* _Your goal_
Extract each line of the records below that contains the word "title".

Figure dataset records:
========================================
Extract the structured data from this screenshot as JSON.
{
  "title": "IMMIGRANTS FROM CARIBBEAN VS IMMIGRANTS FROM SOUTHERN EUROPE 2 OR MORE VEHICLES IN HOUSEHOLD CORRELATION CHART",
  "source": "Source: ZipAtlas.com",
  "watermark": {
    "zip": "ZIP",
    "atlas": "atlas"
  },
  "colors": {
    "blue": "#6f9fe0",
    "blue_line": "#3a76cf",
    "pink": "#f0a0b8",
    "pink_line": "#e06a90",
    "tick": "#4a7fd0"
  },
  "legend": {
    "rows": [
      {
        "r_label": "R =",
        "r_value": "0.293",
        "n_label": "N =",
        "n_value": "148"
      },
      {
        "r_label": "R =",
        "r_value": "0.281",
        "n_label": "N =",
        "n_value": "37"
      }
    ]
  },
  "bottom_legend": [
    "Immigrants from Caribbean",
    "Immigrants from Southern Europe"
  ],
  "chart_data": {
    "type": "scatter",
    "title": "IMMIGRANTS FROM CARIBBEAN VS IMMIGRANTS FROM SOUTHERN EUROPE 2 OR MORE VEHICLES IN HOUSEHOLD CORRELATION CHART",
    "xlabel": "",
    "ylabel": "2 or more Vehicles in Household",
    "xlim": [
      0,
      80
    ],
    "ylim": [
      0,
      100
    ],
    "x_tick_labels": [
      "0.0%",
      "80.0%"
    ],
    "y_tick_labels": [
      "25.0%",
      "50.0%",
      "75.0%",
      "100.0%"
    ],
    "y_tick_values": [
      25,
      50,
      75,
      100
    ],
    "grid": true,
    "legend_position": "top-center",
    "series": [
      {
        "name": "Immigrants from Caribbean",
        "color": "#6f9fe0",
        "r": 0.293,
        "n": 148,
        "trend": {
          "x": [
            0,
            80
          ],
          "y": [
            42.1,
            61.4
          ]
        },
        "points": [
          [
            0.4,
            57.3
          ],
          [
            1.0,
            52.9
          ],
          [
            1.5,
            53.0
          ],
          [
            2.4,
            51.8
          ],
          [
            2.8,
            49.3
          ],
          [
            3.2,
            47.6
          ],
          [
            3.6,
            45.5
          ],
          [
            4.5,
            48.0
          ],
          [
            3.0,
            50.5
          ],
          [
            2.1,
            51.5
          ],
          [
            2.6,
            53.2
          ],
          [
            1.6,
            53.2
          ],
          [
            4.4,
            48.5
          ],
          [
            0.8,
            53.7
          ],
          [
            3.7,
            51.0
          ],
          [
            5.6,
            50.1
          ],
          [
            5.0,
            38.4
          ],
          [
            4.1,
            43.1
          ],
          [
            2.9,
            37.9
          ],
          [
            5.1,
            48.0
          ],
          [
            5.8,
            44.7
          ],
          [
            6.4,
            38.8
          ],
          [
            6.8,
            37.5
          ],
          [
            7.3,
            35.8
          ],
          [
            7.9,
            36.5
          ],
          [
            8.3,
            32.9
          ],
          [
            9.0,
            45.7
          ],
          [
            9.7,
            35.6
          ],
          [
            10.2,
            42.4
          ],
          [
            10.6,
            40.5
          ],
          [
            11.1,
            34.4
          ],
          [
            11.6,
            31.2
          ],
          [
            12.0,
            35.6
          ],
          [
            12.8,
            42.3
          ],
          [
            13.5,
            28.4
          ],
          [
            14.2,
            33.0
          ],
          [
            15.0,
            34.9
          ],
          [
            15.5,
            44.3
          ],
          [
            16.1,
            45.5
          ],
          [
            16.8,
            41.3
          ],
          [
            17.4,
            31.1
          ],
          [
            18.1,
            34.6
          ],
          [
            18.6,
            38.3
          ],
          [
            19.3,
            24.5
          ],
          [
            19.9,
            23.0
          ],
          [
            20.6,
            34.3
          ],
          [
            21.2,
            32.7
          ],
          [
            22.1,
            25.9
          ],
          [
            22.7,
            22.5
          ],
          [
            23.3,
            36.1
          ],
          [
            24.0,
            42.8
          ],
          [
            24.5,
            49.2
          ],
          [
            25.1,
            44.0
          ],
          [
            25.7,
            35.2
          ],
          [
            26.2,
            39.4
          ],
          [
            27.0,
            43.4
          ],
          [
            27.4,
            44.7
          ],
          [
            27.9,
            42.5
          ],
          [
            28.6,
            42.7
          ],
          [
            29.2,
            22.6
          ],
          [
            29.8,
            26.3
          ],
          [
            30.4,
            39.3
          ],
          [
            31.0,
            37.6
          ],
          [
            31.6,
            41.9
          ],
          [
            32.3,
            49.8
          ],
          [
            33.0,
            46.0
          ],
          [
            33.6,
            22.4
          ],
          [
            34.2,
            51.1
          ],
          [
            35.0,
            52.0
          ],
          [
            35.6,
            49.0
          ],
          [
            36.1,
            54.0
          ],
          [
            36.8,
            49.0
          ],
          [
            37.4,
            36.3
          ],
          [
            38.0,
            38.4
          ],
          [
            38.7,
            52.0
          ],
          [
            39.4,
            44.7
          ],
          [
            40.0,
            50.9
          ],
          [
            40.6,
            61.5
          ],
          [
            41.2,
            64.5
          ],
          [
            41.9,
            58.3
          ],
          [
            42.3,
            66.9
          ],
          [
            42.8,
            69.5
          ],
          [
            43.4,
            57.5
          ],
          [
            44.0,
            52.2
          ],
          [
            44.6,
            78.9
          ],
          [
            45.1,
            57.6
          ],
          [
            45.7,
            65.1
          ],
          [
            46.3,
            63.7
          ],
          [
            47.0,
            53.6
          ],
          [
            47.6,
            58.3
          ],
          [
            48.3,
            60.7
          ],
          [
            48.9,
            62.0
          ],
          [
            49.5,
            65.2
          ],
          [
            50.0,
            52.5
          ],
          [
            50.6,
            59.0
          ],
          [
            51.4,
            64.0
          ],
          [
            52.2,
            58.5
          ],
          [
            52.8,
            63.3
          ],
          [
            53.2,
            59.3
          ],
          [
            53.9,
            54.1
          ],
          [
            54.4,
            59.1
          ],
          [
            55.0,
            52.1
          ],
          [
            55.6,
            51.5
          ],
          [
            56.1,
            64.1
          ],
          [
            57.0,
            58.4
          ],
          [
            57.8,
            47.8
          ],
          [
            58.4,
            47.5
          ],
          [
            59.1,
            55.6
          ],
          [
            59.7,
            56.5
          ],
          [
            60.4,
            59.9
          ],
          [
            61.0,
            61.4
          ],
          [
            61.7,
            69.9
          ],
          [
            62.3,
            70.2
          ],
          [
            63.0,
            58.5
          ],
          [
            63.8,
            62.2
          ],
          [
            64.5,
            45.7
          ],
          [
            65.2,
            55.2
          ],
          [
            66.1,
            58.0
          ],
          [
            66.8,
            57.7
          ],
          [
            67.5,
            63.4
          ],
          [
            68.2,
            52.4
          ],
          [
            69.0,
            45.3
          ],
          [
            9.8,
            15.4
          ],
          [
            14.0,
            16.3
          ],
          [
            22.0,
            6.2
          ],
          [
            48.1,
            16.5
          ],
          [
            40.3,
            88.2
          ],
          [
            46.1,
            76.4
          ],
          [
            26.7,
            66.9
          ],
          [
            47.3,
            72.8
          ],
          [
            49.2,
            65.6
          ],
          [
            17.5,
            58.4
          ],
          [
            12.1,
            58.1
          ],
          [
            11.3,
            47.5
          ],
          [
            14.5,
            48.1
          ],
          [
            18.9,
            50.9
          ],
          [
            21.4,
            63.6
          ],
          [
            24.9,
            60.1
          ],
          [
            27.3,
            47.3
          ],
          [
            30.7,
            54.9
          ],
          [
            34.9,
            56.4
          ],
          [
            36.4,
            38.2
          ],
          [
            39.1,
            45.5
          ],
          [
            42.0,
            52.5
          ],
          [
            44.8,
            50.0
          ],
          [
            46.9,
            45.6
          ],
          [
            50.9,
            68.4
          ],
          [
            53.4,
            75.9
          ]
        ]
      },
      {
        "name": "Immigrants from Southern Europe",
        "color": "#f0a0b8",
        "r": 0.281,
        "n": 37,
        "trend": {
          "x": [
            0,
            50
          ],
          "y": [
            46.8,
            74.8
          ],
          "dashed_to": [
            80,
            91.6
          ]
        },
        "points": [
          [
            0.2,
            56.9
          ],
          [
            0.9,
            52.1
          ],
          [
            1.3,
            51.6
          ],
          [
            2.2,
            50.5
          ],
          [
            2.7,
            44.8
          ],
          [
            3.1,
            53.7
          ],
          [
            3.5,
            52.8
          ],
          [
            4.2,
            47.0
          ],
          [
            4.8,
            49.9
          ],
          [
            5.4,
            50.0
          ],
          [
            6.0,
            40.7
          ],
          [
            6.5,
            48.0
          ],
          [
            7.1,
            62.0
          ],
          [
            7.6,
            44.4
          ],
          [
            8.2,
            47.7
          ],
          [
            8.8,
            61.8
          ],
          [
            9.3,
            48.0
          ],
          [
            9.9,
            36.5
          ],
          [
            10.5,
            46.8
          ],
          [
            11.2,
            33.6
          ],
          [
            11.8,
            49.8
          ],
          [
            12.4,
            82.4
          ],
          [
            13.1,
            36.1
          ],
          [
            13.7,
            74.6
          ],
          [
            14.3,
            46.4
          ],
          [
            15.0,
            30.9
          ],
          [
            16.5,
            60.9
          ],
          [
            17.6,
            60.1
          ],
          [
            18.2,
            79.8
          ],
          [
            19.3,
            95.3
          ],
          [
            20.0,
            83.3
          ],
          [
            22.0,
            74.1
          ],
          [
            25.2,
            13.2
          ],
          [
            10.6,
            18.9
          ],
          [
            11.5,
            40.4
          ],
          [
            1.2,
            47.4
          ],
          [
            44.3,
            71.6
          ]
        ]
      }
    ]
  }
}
========================================
* _Solution for this task_
  "title": "IMMIGRANTS FROM CARIBBEAN VS IMMIGRANTS FROM SOUTHERN EUROPE 2 OR MORE VEHICLES IN HOUSEHOLD CORRELATION CHART",
    "title": "IMMIGRANTS FROM CARIBBEAN VS IMMIGRANTS FROM SOUTHERN EUROPE 2 OR MORE VEHICLES IN HOUSEHOLD CORRELATION CHART",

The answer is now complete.